Segment Start: Selected text

= WeatherVision =

Weather television syndication company

WeatherVision is a TV syndication company based in Pascagoula, Mississippi. WeatherVision produces and distributes customized weather forecast segments for local airing by over 200 commercial and public television (and radio) stations nationwide. The forecasts are custom-produced for each TV station providing weather information for that station's broadcast area, complete with the station's own on-screen branding and logos.

Before moving to Pascagoula, Mississippi in 2016, Weathervision operated through a satellite uplink service in Jackson, Mississippi. Known as the Jackson Teleport, WeatherVision's satellite uplink and studio apparatus was Mississippi's first satellite uplink studio unit. For over 20 years, Jackson Teleport served all major networks, including CNN, FOX, CBS, CNBC, and others with live satellite guest shots. The Teleport moved to Pascagoula along with WeatherVision.

WeatherVision has a unique marketing premise. The company accepts partial payment in spot inventory from client stations and then networks this spot inventory into a saleable media network which it then re-sells at bulk pricing to its own advertising clients.

The company was founded by Edward Saint Pé in 1991 as a turn-key provider of weather broadcasts for local and regional television stations that do not have the means necessary to produce their own weather broadcasts, due to cost, market size, or other factors. The company is now based at flagshipped WXVO-LD in Pascagoula, a low-power independent TV station owned by Saint Pé.

Segment End: Selected text
Segment Start: Supplied records

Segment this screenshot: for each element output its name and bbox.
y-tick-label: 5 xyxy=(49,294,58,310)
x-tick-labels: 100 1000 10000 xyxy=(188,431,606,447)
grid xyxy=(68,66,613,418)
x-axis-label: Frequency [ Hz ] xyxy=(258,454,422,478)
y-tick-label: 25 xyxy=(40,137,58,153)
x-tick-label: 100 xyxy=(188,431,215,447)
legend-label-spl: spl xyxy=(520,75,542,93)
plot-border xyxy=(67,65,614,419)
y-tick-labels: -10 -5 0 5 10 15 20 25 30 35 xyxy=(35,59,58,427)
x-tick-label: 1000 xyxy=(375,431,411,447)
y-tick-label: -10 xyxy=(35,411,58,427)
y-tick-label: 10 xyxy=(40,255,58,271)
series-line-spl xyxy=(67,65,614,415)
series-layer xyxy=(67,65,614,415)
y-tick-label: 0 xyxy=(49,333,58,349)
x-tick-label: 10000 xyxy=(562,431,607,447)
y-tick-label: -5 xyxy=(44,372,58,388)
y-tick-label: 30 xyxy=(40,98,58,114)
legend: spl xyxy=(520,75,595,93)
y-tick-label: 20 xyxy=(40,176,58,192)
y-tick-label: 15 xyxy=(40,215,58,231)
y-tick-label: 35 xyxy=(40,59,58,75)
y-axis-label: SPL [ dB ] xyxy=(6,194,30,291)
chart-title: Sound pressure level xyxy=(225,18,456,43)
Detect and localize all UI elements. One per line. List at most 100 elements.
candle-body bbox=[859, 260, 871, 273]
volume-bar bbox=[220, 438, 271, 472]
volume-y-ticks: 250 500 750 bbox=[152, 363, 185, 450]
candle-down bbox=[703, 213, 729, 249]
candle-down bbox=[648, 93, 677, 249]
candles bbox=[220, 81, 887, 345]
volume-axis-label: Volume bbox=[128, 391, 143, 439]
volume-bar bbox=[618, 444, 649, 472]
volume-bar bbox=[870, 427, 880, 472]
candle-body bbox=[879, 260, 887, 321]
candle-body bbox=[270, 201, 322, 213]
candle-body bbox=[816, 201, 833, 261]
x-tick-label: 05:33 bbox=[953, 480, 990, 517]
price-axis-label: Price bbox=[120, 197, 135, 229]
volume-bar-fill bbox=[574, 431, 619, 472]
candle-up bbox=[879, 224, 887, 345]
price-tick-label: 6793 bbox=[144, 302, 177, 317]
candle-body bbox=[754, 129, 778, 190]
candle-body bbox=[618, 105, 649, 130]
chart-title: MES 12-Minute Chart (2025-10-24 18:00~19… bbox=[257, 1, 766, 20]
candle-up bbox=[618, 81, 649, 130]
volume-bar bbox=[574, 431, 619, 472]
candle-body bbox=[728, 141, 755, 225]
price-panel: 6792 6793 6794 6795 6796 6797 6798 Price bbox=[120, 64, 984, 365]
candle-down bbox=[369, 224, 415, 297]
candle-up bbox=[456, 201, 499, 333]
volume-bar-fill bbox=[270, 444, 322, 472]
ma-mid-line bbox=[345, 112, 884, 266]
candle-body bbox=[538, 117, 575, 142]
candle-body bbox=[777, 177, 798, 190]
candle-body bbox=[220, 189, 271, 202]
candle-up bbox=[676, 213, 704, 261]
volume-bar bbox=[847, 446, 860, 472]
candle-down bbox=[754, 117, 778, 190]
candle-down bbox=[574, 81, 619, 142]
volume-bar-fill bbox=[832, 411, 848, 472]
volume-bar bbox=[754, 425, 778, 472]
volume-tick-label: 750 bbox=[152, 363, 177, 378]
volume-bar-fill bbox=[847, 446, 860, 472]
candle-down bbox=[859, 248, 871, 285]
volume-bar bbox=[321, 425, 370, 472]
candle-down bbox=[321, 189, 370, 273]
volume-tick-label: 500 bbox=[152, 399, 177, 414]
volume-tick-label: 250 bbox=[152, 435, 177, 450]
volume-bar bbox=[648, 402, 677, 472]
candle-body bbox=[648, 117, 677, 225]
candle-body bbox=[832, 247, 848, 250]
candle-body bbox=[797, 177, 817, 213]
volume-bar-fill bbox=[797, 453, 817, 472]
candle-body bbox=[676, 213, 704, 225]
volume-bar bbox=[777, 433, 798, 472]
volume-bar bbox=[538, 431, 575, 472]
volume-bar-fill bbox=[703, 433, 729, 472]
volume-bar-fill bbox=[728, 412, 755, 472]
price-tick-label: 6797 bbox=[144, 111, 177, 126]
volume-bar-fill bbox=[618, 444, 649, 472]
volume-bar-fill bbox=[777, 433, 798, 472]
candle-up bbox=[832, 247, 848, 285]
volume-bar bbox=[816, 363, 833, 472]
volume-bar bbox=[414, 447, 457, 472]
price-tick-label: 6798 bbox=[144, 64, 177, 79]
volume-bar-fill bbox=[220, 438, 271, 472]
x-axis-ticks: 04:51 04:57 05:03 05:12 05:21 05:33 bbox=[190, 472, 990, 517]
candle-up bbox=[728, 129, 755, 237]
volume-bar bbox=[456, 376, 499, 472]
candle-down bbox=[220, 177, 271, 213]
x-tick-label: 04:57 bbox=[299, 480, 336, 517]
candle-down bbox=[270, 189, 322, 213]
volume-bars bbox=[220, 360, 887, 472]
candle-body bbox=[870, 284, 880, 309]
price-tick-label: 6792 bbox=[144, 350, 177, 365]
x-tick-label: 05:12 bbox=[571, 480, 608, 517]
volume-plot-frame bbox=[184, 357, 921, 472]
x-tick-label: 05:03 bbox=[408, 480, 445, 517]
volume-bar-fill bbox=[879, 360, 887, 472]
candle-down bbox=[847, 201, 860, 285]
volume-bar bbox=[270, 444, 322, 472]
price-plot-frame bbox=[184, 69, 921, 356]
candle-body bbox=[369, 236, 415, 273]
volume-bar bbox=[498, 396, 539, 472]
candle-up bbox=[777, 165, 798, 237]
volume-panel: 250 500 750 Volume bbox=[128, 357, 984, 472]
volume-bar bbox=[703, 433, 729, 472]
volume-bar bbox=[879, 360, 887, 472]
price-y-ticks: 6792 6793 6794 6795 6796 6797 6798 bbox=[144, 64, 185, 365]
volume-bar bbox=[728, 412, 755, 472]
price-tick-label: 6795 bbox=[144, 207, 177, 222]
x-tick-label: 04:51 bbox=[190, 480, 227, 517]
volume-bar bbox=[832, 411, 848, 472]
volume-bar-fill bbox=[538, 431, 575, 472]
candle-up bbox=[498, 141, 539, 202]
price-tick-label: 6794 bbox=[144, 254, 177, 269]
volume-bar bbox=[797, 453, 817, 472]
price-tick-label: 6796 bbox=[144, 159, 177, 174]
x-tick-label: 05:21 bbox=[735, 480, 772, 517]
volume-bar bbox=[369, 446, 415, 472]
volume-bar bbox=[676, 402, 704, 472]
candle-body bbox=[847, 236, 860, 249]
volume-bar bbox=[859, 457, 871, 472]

Segment End: Supplied records

_Tasks to complete_
A - Summarize the WeatherVision article in two sentences.
B - According to the WeatherVision article, why did Edward Saint Pé found the company as a turn-key provider of weather broadcasts? Answer in one to three sentences.
C - Resume the WeatherVision article after its final sentence.

_Responses to the exercise_
A - WeatherVision, based in Pascagoula, Mississippi, produces and distributes customized weather forecast segments with each station's own branding for over 200 commercial and public television and radio stations nationwide. Founded by Edward Saint Pé in 1991, it accepts partial payment in spot inventory, which it networks and resells to advertisers, and it moved from Jackson to Pascagoula in 2016 along with its Jackson Teleport satellite uplink.

B - He founded it to serve local and regional television stations that do not have the means to produce their own weather broadcasts. The article attributes this lack of means to cost, market size, or other factors.

C -
A staff of meteorologists present the forecasts which are produced daily with the receiving station's own branding (as well as the station being mentioned by the meteorologist). Then the produced forecasts are fed via satellite or FTP to the local stations receiving WeatherVision's forecasts, and then integrated into that station's local programming.

Presently WeatherVision serves over 220 stations, some affiliates taking local weather content, while others take a national weather report re-fed via one of the national networks which subscribe to the service.

WeatherVision has no relation with Tampa, Florida's WTVT (then a CBS affiliate, now a Fox owned-and-operated station), whose computer-generated weather maps in the 1970s and 1980s were branded "Weathervision".